▶ _Source data_:
* begin *

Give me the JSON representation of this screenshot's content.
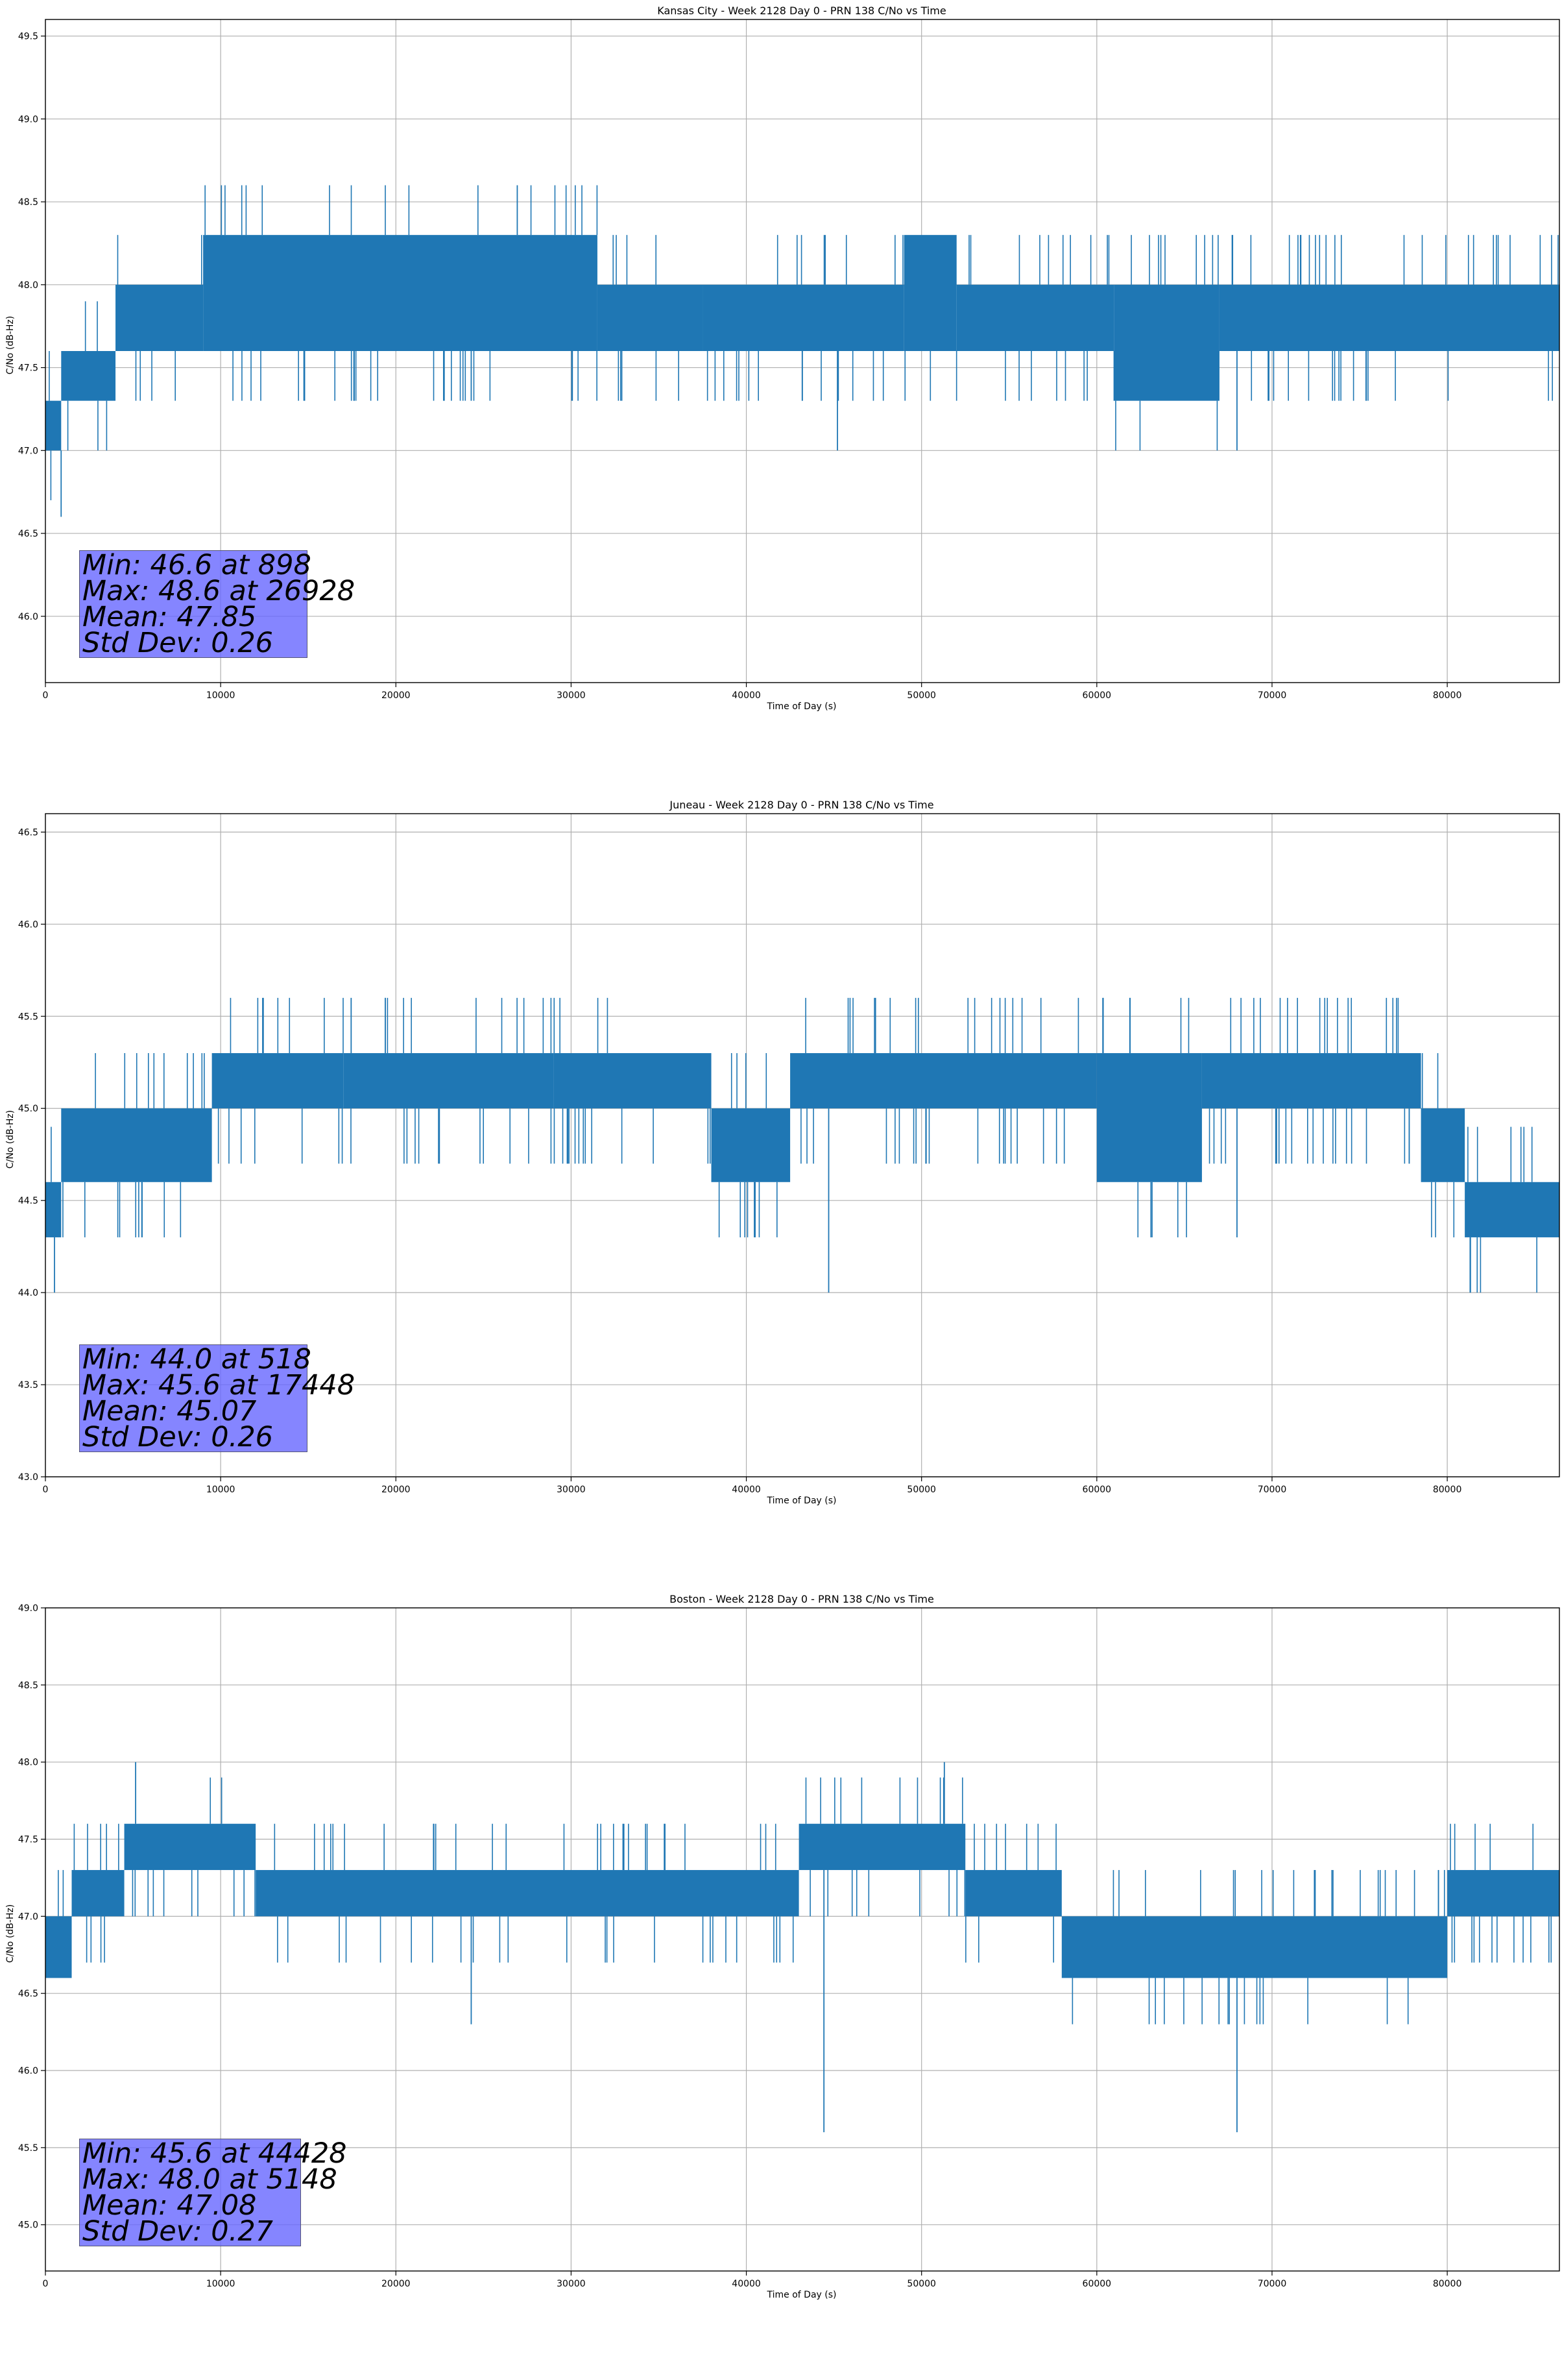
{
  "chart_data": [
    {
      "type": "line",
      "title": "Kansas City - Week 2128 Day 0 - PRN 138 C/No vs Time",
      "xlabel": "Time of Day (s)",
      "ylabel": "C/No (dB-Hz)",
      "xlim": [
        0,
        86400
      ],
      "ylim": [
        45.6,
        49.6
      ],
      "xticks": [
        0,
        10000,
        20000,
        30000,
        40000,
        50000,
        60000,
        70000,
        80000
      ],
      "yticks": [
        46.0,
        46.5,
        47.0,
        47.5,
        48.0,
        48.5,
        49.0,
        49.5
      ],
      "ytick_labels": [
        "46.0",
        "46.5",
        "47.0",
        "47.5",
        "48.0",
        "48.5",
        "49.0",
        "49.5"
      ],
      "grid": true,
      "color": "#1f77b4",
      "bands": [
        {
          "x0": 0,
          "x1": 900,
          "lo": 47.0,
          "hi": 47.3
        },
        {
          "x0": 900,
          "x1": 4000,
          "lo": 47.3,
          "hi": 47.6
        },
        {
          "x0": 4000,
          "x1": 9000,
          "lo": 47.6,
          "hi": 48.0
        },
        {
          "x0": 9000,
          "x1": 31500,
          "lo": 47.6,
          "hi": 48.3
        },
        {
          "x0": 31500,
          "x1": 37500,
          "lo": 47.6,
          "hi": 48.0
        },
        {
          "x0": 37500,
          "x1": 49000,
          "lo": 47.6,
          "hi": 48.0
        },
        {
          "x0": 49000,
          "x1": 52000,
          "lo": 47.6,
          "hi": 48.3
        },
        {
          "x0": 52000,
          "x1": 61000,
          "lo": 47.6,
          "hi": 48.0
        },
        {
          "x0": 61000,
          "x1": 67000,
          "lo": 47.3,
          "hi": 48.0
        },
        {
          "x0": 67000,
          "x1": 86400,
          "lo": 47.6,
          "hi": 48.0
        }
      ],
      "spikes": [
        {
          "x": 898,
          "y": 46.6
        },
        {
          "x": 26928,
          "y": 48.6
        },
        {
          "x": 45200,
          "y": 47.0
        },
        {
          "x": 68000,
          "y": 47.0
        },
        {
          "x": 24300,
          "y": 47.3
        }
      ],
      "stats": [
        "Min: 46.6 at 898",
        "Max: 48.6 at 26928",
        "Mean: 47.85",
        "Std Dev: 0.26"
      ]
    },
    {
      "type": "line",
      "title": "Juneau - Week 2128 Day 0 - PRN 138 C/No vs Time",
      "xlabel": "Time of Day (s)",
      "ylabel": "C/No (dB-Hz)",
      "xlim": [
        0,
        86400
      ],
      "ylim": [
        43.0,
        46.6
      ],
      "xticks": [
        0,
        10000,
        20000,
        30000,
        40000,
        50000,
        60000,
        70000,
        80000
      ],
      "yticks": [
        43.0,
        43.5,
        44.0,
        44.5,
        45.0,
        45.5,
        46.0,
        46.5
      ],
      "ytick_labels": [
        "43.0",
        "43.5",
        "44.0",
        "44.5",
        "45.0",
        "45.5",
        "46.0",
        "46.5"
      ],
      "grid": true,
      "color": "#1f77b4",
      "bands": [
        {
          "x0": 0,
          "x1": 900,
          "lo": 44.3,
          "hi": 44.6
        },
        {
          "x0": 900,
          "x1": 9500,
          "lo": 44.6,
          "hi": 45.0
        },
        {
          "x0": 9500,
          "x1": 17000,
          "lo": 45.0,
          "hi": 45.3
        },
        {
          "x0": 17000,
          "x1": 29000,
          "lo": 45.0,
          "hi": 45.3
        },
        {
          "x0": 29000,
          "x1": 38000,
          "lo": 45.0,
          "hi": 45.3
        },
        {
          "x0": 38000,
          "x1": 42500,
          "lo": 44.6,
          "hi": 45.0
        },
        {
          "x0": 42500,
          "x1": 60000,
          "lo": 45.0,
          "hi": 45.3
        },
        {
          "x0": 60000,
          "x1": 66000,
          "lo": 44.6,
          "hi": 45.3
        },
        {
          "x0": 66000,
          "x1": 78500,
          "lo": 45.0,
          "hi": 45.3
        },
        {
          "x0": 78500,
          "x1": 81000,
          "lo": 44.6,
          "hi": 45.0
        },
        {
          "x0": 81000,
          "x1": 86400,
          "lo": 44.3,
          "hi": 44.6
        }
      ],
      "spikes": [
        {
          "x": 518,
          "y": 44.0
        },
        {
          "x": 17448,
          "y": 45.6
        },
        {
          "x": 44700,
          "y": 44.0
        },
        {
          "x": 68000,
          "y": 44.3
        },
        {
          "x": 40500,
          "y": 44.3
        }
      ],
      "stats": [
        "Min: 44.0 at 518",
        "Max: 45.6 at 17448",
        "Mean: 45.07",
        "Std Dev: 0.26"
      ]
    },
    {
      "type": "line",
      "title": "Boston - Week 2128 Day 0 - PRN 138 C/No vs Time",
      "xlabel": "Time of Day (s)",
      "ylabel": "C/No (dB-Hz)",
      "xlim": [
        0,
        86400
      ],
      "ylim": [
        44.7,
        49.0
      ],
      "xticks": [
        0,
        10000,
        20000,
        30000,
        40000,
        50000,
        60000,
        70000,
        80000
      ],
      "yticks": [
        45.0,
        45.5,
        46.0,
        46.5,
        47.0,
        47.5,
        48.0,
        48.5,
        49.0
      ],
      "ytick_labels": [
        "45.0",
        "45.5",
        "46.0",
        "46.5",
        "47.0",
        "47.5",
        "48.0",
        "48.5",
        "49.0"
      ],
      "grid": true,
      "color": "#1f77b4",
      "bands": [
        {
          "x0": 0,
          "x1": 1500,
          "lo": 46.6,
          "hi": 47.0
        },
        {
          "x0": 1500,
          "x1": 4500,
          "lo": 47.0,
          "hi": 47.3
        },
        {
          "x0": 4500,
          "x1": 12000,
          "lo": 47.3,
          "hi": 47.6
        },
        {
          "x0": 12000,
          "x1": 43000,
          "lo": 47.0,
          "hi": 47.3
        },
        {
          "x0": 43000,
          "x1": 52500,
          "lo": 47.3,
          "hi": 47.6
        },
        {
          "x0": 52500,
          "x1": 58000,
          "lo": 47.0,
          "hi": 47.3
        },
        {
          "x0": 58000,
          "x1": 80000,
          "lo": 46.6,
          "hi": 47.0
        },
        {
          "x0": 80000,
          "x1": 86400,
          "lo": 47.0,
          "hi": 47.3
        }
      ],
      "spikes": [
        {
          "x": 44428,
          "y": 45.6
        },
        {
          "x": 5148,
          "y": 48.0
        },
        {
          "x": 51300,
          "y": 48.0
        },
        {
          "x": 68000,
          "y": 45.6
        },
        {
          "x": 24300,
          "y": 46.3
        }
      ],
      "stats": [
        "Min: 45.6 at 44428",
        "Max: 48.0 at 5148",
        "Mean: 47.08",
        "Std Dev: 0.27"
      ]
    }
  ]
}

* end *
* begin *

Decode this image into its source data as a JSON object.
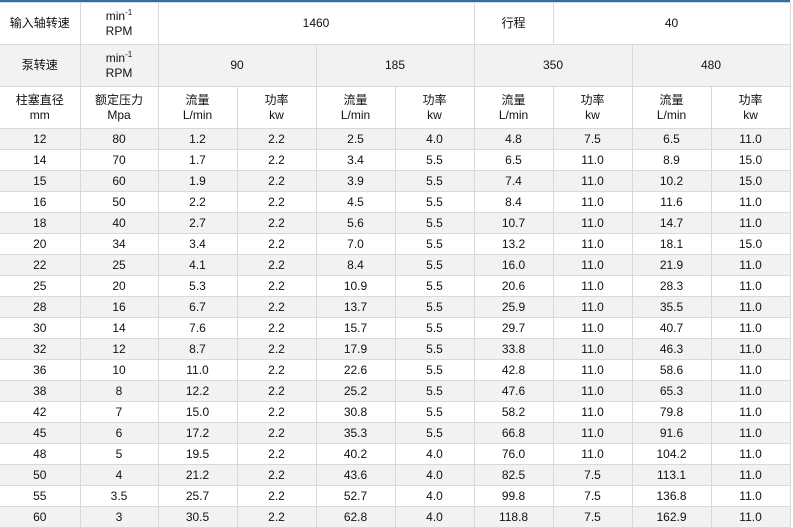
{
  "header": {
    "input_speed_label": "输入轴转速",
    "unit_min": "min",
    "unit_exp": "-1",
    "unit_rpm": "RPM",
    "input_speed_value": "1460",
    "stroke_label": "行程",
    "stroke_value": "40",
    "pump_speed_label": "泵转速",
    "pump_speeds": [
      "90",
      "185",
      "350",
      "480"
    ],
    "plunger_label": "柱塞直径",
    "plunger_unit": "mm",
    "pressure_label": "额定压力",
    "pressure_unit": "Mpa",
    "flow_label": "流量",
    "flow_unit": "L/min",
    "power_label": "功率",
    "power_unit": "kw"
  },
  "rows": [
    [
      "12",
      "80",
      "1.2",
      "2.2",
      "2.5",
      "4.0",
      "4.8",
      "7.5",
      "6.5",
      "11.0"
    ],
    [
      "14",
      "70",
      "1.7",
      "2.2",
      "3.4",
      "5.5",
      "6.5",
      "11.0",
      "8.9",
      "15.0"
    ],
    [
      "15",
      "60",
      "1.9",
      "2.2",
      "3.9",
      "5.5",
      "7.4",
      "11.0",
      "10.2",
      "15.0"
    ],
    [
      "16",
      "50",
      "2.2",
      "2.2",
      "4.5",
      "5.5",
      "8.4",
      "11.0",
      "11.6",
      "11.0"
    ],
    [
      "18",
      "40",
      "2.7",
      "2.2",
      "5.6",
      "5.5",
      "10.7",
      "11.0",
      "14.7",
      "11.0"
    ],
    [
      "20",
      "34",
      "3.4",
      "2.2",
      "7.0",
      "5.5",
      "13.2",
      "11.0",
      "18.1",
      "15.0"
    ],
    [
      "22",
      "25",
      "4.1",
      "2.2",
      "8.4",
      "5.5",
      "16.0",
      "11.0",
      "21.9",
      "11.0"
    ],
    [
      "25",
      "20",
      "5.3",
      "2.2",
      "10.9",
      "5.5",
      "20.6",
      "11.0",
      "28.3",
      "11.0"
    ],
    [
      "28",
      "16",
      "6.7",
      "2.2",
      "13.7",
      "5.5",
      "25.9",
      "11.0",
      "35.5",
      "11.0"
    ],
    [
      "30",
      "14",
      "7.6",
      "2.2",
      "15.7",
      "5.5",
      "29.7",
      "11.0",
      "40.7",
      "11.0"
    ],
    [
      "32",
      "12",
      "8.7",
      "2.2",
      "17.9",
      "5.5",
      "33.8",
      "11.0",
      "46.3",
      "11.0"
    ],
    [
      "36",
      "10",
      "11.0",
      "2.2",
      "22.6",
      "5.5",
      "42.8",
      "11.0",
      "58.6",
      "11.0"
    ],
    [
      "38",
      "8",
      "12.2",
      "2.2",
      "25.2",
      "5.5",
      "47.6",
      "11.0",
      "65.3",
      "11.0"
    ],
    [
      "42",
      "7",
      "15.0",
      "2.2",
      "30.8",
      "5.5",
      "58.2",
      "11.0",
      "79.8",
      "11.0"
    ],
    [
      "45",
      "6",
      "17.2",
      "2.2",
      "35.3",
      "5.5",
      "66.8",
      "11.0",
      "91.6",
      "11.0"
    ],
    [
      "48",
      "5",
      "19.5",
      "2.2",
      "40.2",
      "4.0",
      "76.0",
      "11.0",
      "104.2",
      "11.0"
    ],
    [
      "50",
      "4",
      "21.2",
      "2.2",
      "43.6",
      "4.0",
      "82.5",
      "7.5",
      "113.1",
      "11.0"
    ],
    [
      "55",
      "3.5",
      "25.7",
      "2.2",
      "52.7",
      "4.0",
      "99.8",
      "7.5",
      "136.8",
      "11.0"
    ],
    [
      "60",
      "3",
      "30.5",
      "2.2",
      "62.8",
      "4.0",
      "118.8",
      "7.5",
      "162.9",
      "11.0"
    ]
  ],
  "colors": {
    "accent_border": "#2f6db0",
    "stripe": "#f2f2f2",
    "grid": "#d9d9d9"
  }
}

* end *

▶ _WHAT THE TASK REQUIRES_: The lines to collect are those holding the string "this"; copy them all.

▶ _FINAL RESULT_:
Give me the JSON representation of this screenshot's content.
Decode this image into its source data as a JSON object.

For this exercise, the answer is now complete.